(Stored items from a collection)
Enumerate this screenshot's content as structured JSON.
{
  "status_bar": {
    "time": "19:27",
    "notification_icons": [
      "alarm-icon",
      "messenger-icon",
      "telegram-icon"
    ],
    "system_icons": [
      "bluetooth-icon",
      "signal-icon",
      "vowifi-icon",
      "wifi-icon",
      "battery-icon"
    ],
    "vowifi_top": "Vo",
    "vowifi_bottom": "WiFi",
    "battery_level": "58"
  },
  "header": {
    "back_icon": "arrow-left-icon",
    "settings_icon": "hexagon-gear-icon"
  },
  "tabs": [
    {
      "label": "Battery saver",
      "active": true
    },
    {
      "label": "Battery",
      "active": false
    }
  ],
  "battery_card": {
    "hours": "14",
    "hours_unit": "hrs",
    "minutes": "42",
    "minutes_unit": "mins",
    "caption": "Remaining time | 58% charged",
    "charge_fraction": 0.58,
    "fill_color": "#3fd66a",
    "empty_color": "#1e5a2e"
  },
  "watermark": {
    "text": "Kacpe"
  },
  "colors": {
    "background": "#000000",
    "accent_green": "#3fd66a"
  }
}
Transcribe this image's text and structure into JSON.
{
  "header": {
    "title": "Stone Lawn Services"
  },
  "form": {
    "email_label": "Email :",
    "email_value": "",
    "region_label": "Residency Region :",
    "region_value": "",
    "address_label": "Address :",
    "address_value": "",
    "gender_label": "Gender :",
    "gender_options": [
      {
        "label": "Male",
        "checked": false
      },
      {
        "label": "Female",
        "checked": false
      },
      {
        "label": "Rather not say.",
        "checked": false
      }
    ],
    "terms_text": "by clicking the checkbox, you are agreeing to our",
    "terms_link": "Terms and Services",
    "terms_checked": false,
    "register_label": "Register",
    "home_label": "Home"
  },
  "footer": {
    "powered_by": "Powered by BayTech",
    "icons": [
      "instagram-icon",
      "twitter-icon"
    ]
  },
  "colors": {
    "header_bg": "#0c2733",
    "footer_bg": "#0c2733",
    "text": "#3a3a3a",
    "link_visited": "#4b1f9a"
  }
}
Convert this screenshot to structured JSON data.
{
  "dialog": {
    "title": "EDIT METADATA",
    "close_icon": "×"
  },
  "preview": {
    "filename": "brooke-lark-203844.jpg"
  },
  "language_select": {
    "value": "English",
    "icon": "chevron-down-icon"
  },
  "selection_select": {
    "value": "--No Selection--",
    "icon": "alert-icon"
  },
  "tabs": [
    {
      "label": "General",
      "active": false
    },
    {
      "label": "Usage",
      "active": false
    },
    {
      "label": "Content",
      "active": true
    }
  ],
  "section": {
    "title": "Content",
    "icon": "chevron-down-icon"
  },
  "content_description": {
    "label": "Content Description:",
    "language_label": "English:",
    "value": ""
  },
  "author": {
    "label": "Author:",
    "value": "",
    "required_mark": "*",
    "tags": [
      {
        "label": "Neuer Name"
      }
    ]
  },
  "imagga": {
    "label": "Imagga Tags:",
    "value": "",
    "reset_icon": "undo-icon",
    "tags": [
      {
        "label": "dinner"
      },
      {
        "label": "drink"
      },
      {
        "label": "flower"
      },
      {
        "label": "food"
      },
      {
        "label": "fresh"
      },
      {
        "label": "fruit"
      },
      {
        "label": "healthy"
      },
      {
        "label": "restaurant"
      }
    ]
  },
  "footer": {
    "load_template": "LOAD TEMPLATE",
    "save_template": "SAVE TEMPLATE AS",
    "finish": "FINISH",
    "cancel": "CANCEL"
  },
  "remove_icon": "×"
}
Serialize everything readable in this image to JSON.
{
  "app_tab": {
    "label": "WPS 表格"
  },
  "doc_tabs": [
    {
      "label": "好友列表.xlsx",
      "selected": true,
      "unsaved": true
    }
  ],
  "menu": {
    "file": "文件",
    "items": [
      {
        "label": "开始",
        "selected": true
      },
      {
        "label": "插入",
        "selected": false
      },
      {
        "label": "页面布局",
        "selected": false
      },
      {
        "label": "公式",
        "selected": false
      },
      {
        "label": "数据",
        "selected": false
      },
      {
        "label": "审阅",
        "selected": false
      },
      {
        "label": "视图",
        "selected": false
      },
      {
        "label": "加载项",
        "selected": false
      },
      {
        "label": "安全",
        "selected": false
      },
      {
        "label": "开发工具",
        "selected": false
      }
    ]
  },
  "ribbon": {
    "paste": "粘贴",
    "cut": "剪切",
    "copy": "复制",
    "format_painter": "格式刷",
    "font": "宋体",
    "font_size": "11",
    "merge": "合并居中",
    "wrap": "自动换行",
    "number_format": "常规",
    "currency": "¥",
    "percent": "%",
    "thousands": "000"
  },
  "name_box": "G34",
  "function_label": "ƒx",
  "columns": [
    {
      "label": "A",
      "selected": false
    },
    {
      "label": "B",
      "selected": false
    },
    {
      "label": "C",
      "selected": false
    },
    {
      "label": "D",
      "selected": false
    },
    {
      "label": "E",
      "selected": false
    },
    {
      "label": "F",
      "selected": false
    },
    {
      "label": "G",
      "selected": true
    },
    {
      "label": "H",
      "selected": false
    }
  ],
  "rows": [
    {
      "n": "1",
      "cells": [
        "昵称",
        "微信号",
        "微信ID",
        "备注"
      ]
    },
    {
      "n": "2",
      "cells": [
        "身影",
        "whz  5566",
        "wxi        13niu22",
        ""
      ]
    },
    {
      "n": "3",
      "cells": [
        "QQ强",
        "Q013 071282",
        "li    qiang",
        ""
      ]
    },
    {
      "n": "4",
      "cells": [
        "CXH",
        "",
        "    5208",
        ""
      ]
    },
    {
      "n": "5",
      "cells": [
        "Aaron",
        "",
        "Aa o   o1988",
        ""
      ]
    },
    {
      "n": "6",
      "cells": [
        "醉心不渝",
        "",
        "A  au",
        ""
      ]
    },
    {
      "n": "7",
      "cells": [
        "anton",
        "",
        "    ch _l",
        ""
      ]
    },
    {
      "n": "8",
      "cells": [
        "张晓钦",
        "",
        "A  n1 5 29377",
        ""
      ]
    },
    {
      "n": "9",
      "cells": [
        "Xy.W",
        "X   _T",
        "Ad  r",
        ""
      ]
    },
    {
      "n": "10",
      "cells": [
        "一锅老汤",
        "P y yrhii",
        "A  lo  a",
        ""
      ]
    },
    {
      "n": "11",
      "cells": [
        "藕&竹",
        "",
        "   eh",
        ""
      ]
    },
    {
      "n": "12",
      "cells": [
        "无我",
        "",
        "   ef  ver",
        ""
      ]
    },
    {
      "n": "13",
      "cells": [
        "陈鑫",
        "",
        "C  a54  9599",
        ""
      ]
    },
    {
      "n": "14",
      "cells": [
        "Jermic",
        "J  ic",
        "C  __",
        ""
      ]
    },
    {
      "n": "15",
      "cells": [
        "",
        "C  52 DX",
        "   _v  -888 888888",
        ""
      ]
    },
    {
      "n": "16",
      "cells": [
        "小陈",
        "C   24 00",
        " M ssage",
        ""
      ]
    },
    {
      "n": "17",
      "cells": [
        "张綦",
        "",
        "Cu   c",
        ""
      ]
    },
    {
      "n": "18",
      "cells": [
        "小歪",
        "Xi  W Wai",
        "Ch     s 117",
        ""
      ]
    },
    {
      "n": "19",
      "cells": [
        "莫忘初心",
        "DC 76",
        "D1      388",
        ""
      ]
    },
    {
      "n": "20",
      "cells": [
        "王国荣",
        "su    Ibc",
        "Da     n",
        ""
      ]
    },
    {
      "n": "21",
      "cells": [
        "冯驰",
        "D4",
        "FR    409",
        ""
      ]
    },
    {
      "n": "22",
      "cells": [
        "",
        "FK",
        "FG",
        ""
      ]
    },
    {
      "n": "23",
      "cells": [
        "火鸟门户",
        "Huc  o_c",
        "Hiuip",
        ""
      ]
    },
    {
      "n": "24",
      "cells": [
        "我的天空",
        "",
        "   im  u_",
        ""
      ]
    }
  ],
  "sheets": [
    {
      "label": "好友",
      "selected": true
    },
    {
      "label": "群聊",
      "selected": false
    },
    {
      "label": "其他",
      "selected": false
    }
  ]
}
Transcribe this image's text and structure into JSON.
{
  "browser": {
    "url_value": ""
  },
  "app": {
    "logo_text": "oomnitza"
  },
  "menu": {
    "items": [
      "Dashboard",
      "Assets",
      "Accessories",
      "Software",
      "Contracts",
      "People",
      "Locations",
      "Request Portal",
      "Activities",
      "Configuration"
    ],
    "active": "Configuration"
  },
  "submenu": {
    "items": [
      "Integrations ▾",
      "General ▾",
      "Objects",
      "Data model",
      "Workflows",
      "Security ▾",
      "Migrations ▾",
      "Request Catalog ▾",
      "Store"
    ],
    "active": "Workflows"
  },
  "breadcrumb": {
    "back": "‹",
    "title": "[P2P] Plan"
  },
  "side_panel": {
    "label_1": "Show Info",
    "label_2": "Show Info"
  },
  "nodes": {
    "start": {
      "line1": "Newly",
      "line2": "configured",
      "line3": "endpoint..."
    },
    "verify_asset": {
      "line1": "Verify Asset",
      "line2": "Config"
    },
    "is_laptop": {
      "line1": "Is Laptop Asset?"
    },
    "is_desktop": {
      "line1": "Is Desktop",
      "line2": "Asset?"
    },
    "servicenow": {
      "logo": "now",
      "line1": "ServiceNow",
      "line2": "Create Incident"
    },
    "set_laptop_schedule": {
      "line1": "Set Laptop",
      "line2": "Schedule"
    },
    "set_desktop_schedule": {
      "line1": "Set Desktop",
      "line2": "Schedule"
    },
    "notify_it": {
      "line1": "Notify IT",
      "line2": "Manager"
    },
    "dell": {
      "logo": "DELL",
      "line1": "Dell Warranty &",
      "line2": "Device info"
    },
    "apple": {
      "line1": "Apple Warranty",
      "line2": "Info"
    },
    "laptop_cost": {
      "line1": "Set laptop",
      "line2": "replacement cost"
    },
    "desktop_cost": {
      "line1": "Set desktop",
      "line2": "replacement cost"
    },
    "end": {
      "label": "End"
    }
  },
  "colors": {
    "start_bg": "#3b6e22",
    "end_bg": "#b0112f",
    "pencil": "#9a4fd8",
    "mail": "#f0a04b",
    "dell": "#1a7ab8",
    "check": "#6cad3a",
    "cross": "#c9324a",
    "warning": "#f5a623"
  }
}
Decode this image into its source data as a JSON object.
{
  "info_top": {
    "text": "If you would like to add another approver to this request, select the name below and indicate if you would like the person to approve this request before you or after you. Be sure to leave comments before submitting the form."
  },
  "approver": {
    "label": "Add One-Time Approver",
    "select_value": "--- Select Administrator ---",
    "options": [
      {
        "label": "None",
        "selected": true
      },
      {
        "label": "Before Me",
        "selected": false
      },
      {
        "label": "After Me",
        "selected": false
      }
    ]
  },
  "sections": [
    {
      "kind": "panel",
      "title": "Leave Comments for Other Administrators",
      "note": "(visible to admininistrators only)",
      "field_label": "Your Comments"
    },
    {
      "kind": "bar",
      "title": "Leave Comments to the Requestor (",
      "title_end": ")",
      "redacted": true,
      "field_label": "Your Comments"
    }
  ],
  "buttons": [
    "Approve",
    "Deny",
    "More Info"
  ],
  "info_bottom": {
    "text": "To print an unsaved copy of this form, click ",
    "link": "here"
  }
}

Exercise instructions – Report how many lines hold the string "copy", giving the number and nothing else.

Exercise solution – 2